──────── Records for this exercise

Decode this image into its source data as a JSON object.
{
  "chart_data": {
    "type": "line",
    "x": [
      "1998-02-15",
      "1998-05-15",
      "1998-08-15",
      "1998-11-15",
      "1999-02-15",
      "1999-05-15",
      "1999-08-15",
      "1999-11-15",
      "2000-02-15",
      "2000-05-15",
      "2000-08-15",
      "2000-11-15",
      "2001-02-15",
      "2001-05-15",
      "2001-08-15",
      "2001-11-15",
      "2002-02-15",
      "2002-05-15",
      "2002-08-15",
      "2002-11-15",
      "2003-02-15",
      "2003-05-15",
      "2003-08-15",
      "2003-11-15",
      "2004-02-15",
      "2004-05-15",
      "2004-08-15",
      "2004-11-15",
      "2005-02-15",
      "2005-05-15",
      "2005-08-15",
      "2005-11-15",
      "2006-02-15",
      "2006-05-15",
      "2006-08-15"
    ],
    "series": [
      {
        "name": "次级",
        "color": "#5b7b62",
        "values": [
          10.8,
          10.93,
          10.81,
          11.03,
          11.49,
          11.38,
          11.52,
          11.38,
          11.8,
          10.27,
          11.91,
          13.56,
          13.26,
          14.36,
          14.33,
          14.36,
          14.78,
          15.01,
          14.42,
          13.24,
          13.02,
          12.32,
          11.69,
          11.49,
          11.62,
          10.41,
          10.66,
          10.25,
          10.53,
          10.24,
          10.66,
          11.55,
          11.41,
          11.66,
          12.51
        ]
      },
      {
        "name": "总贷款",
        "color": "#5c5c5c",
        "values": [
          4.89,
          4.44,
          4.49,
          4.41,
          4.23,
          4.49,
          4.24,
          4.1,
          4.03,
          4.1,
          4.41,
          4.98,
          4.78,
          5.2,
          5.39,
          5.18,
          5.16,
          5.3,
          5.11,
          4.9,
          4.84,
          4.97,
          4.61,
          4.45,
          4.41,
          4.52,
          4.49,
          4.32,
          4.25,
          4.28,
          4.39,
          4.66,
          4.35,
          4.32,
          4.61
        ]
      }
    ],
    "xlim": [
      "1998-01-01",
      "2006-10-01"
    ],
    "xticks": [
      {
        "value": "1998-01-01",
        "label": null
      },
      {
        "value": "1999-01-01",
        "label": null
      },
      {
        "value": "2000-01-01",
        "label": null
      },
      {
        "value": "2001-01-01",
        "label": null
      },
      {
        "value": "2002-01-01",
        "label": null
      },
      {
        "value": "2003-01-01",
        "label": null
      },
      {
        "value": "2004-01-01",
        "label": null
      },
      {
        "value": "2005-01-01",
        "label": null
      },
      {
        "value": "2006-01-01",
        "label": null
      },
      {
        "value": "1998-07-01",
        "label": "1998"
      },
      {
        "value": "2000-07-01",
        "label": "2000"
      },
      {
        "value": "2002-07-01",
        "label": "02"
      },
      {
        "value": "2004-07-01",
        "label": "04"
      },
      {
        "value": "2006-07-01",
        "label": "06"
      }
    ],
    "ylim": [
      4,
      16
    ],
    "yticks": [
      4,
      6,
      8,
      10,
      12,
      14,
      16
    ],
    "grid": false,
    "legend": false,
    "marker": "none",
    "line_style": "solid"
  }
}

────────────────

Print all of the entries exactly as they appear.

Decode this image into its source data as a JSON object.
{
  "chart_data": {
    "type": "line",
    "x": [
      "1998-02-15",
      "1998-05-15",
      "1998-08-15",
      "1998-11-15",
      "1999-02-15",
      "1999-05-15",
      "1999-08-15",
      "1999-11-15",
      "2000-02-15",
      "2000-05-15",
      "2000-08-15",
      "2000-11-15",
      "2001-02-15",
      "2001-05-15",
      "2001-08-15",
      "2001-11-15",
      "2002-02-15",
      "2002-05-15",
      "2002-08-15",
      "2002-11-15",
      "2003-02-15",
      "2003-05-15",
      "2003-08-15",
      "2003-11-15",
      "2004-02-15",
      "2004-05-15",
      "2004-08-15",
      "2004-11-15",
      "2005-02-15",
      "2005-05-15",
      "2005-08-15",
      "2005-11-15",
      "2006-02-15",
      "2006-05-15",
      "2006-08-15"
    ],
    "series": [
      {
        "name": "次级",
        "color": "#5b7b62",
        "values": [
          10.8,
          10.93,
          10.81,
          11.03,
          11.49,
          11.38,
          11.52,
          11.38,
          11.8,
          10.27,
          11.91,
          13.56,
          13.26,
          14.36,
          14.33,
          14.36,
          14.78,
          15.01,
          14.42,
          13.24,
          13.02,
          12.32,
          11.69,
          11.49,
          11.62,
          10.41,
          10.66,
          10.25,
          10.53,
          10.24,
          10.66,
          11.55,
          11.41,
          11.66,
          12.51
        ]
      },
      {
        "name": "总贷款",
        "color": "#5c5c5c",
        "values": [
          4.89,
          4.44,
          4.49,
          4.41,
          4.23,
          4.49,
          4.24,
          4.1,
          4.03,
          4.1,
          4.41,
          4.98,
          4.78,
          5.2,
          5.39,
          5.18,
          5.16,
          5.3,
          5.11,
          4.9,
          4.84,
          4.97,
          4.61,
          4.45,
          4.41,
          4.52,
          4.49,
          4.32,
          4.25,
          4.28,
          4.39,
          4.66,
          4.35,
          4.32,
          4.61
        ]
      }
    ],
    "xlim": [
      "1998-01-01",
      "2006-10-01"
    ],
    "xticks": [
      {
        "value": "1998-01-01",
        "label": null
      },
      {
        "value": "1999-01-01",
        "label": null
      },
      {
        "value": "2000-01-01",
        "label": null
      },
      {
        "value": "2001-01-01",
        "label": null
      },
      {
        "value": "2002-01-01",
        "label": null
      },
      {
        "value": "2003-01-01",
        "label": null
      },
      {
        "value": "2004-01-01",
        "label": null
      },
      {
        "value": "2005-01-01",
        "label": null
      },
      {
        "value": "2006-01-01",
        "label": null
      },
      {
        "value": "1998-07-01",
        "label": "1998"
      },
      {
        "value": "2000-07-01",
        "label": "2000"
      },
      {
        "value": "2002-07-01",
        "label": "02"
      },
      {
        "value": "2004-07-01",
        "label": "04"
      },
      {
        "value": "2006-07-01",
        "label": "06"
      }
    ],
    "ylim": [
      4,
      16
    ],
    "yticks": [
      4,
      6,
      8,
      10,
      12,
      14,
      16
    ],
    "grid": false,
    "legend": false,
    "marker": "none",
    "line_style": "solid"
  }
}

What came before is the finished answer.